▸ GOAL
In the Fourth of July reminiscence below, what did shoe stores have when the writer was young?

▸ SELECTED TEXT
——

I started thinking about our world today, on this Fourth of July, and how it all seemed so alien to me.
Then it dawned on me why: Literally EVERYTHING has changed.
I don't mean just a few things. I mean everything. Think about all the things that we took for granted that today's kids would think were totally bizarre.
Examples:
When I was a boy everyone smoked cigarettes, pipes, or cigars. Nonsmokers were oddities.
Ash trays occupied literally every flat surface. Decorative lighters and cigarette boxes were classy, and filled with a variety of cigarettes like a modern day box of chocolates.
The world was a very smelly place. People bathed weekly, cars spewed oil smoke, and the foundries, fields, and tanneries stank.
In this environment, cigarette smoke was like perfume. Which is why no one thought smoking "stank".
Classy rich women wore skinned, dead animals. Edgier rich women wore fur coats with the animals' heads still attached.
No, really!
Shoe stores had X-ray machines. Acne was treated with X-rays and blasts of ultraviolet light from "sun lamps".
The sun tan oil we wore ACCENTUATED and amplified the sun's rays!
Trains went everywhere, from everywhere. And you could catch an airliner from airports that were smaller and close to home.
Seat belts may have been present, but we still slept in the back windows of moving cars. Car radios were AM, which back then played something other than talk radio and Tejano music.
Busy intersections had a real, live person directing traffic. He didn't die.
Pipes were wrapped in fire-proof asbestos insulation. As it deteriorated it looked like snow.
We cleaned our model train and race tracks with carbon tetrachloride on a rag. We poured iodine and mercurochrome in cuts. If you needed to be knocked out by a doctor, he held a rag soaked with ether on it over your face until you passed out.
There were Army tanks in our Fourth of July parades. And people dressed up for the parades.

——

▸ INFORMATION GIVEN
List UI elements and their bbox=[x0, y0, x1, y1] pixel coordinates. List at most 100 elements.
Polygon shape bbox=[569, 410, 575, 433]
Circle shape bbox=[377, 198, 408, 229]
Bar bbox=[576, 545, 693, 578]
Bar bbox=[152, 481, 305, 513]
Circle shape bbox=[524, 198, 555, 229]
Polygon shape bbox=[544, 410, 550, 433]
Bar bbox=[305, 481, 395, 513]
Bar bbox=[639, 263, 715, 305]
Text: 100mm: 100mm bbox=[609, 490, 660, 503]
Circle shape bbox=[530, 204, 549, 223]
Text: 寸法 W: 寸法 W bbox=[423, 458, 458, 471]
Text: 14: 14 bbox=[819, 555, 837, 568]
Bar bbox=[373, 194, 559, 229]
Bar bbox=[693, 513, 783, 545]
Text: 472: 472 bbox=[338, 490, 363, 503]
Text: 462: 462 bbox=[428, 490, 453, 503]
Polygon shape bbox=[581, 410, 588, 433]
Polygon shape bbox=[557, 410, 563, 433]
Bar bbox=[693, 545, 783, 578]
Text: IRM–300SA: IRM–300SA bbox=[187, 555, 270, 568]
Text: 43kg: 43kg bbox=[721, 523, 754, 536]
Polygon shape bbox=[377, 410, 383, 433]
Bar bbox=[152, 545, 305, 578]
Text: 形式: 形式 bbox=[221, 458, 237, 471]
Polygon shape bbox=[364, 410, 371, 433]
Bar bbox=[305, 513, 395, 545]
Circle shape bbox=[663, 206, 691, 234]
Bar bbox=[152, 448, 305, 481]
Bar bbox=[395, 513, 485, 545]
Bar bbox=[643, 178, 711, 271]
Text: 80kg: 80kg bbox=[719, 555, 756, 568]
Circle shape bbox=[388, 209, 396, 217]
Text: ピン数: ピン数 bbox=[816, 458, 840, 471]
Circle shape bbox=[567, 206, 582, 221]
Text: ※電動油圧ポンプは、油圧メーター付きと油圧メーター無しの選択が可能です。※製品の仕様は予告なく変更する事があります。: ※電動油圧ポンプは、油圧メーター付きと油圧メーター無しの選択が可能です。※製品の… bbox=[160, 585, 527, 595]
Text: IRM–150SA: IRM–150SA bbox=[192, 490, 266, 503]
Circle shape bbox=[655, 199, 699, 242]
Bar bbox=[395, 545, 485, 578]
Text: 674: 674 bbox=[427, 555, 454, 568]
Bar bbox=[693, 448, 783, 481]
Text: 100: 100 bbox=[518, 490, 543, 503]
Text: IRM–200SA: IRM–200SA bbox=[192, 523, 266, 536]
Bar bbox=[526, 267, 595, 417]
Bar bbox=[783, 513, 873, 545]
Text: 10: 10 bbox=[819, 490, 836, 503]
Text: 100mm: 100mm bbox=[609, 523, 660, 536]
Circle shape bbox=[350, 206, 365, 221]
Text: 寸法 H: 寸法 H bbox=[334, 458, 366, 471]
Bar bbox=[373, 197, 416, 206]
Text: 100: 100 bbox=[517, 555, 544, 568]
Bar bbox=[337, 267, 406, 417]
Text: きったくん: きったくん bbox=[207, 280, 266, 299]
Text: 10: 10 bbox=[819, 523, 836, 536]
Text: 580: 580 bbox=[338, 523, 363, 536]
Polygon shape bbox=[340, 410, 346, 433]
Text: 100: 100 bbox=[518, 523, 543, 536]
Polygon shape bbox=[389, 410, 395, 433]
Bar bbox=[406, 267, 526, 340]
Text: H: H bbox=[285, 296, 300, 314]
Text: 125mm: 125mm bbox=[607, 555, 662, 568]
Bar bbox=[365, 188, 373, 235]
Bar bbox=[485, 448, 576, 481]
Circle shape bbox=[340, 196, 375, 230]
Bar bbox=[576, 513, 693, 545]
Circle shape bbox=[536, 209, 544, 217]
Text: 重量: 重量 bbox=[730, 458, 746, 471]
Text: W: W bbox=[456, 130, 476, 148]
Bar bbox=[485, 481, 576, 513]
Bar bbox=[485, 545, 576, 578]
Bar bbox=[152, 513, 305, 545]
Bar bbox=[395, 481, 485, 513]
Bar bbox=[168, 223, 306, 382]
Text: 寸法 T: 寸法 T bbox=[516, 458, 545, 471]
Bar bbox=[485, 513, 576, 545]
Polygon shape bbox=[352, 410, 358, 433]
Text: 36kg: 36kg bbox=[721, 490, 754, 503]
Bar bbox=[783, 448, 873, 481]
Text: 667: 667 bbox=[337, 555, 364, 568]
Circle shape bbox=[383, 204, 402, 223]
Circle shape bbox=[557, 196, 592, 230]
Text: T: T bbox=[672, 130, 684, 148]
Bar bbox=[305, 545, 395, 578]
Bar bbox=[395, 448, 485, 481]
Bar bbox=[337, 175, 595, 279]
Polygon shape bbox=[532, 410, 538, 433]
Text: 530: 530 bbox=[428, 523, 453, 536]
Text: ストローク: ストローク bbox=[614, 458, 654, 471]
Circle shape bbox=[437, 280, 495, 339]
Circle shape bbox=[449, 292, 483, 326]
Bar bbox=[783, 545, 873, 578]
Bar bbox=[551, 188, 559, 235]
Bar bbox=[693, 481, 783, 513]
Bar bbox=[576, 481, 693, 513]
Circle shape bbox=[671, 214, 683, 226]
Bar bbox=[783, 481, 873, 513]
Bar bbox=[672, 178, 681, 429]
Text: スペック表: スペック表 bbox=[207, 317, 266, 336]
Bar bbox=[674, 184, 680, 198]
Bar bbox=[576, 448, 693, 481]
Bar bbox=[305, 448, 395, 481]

——

▸ SOLUTION TO THIS TASK
X-ray machines.